## TO BE DONE
Print, exactly as given, each line of the data from the line containing "Transcribe this image's" up to and including its last line.

Dataset items

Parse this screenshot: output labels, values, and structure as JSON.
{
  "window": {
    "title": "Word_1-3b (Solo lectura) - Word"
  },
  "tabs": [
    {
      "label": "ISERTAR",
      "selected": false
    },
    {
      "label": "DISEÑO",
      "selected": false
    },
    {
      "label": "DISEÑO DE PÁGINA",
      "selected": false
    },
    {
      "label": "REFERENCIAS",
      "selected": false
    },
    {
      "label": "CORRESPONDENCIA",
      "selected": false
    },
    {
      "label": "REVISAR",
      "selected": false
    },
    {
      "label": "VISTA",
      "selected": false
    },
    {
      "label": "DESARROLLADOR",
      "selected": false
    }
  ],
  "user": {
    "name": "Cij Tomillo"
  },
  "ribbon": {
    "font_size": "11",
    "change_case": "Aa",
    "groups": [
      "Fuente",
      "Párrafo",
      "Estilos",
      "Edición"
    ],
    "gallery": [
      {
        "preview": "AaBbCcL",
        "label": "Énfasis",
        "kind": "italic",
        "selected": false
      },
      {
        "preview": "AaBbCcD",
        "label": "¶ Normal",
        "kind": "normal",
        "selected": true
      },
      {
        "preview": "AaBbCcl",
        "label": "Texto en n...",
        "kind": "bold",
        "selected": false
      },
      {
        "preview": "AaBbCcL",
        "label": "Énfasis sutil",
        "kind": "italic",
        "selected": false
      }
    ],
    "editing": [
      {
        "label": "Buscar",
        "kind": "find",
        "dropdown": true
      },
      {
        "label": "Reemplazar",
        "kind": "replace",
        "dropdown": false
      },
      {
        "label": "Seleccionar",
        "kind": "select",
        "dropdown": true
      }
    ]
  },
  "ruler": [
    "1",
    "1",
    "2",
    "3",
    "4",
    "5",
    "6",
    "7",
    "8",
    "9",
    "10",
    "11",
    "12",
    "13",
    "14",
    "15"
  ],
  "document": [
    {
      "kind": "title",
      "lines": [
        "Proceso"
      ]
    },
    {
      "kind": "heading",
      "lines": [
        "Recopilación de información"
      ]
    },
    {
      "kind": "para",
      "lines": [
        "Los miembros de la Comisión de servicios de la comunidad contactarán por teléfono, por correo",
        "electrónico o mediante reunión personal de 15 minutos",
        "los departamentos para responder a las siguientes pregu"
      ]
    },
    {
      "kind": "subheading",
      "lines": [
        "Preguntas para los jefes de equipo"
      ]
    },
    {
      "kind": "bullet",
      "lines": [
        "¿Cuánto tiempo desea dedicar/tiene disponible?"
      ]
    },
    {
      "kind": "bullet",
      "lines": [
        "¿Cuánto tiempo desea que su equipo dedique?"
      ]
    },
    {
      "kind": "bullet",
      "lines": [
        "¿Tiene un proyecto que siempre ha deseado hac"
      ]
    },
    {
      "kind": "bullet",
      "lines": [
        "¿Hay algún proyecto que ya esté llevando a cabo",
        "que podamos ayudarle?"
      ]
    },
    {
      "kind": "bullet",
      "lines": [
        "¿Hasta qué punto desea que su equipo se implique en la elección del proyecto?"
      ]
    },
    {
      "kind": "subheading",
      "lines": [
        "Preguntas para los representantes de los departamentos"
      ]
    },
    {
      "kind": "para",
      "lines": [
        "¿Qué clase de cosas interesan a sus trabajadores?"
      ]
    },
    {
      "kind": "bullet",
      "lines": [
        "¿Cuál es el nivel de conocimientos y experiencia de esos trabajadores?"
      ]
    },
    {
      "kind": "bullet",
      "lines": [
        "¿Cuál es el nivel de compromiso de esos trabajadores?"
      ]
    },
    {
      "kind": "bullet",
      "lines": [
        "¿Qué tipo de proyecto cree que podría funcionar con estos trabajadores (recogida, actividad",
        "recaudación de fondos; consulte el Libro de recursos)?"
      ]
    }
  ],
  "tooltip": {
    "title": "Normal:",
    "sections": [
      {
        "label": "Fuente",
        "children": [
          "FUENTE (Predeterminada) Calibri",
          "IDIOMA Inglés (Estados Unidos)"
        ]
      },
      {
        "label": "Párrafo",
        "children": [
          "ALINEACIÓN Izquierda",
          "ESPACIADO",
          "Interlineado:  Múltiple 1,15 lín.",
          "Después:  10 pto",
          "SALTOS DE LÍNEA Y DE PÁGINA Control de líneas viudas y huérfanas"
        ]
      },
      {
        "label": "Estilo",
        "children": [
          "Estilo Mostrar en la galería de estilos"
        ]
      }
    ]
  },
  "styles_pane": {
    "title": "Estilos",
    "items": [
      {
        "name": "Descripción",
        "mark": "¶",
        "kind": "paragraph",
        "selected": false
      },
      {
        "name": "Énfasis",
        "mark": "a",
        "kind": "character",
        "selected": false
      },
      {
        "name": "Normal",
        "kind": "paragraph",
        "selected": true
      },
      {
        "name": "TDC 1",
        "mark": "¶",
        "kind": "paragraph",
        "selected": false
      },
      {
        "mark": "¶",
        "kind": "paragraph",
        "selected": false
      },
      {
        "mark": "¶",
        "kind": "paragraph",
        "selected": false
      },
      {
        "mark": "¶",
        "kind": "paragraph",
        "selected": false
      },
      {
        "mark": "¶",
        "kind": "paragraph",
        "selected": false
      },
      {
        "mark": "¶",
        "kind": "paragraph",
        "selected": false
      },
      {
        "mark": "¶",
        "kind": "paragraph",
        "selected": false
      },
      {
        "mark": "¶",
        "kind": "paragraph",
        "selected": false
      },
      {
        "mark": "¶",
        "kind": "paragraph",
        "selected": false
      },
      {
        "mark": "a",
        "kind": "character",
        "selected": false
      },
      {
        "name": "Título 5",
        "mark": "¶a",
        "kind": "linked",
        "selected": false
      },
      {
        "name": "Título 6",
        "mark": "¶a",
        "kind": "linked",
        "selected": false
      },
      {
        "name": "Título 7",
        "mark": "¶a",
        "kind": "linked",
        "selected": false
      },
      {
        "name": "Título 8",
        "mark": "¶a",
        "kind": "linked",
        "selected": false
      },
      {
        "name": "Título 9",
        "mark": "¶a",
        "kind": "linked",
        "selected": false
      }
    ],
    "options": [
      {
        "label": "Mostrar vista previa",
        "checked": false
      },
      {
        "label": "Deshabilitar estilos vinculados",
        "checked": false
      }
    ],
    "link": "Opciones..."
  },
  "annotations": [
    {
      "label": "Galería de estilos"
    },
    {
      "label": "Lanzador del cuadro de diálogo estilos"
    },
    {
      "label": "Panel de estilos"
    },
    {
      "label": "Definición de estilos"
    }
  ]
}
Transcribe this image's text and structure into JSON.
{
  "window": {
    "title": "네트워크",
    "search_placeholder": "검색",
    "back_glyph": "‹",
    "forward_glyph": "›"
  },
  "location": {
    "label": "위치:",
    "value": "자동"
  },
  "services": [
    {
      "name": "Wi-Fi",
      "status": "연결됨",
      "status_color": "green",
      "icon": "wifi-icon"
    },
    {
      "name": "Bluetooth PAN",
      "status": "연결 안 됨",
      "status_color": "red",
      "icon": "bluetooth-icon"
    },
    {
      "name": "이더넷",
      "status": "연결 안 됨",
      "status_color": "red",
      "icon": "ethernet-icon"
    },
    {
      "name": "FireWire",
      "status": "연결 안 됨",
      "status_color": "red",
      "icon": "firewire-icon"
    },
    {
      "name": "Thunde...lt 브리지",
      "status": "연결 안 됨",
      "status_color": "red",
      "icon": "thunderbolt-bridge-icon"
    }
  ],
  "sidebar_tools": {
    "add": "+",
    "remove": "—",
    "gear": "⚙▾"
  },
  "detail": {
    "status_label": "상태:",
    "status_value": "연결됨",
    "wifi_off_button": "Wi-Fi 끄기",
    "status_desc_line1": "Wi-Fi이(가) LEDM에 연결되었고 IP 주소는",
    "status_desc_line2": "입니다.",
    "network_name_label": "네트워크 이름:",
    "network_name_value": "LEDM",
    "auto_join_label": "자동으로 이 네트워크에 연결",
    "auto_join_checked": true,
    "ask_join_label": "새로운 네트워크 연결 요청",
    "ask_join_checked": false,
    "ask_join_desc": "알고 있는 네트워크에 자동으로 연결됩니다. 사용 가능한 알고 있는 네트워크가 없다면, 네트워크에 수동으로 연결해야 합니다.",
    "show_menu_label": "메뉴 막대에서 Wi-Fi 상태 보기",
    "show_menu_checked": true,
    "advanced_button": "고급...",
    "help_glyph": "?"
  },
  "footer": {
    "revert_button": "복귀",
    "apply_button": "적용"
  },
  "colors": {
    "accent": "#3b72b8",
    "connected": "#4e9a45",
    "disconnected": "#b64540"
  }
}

## FINAL ANSWER
Transcribe this image's text and structure into JSON.
{
  "window": {
    "title": "네트워크",
    "search_placeholder": "검색",
    "back_glyph": "‹",
    "forward_glyph": "›"
  },
  "location": {
    "label": "위치:",
    "value": "자동"
  },
  "services": [
    {
      "name": "Wi-Fi",
      "status": "연결됨",
      "status_color": "green",
      "icon": "wifi-icon"
    },
    {
      "name": "Bluetooth PAN",
      "status": "연결 안 됨",
      "status_color": "red",
      "icon": "bluetooth-icon"
    },
    {
      "name": "이더넷",
      "status": "연결 안 됨",
      "status_color": "red",
      "icon": "ethernet-icon"
    },
    {
      "name": "FireWire",
      "status": "연결 안 됨",
      "status_color": "red",
      "icon": "firewire-icon"
    },
    {
      "name": "Thunde...lt 브리지",
      "status": "연결 안 됨",
      "status_color": "red",
      "icon": "thunderbolt-bridge-icon"
    }
  ],
  "sidebar_tools": {
    "add": "+",
    "remove": "—",
    "gear": "⚙▾"
  },
  "detail": {
    "status_label": "상태:",
    "status_value": "연결됨",
    "wifi_off_button": "Wi-Fi 끄기",
    "status_desc_line1": "Wi-Fi이(가) LEDM에 연결되었고 IP 주소는",
    "status_desc_line2": "입니다.",
    "network_name_label": "네트워크 이름:",
    "network_name_value": "LEDM",
    "auto_join_label": "자동으로 이 네트워크에 연결",
    "auto_join_checked": true,
    "ask_join_label": "새로운 네트워크 연결 요청",
    "ask_join_checked": false,
    "ask_join_desc": "알고 있는 네트워크에 자동으로 연결됩니다. 사용 가능한 알고 있는 네트워크가 없다면, 네트워크에 수동으로 연결해야 합니다.",
    "show_menu_label": "메뉴 막대에서 Wi-Fi 상태 보기",
    "show_menu_checked": true,
    "advanced_button": "고급...",
    "help_glyph": "?"
  },
  "footer": {
    "revert_button": "복귀",
    "apply_button": "적용"
  },
  "colors": {
    "accent": "#3b72b8",
    "connected": "#4e9a45",
    "disconnected": "#b64540"
  }
}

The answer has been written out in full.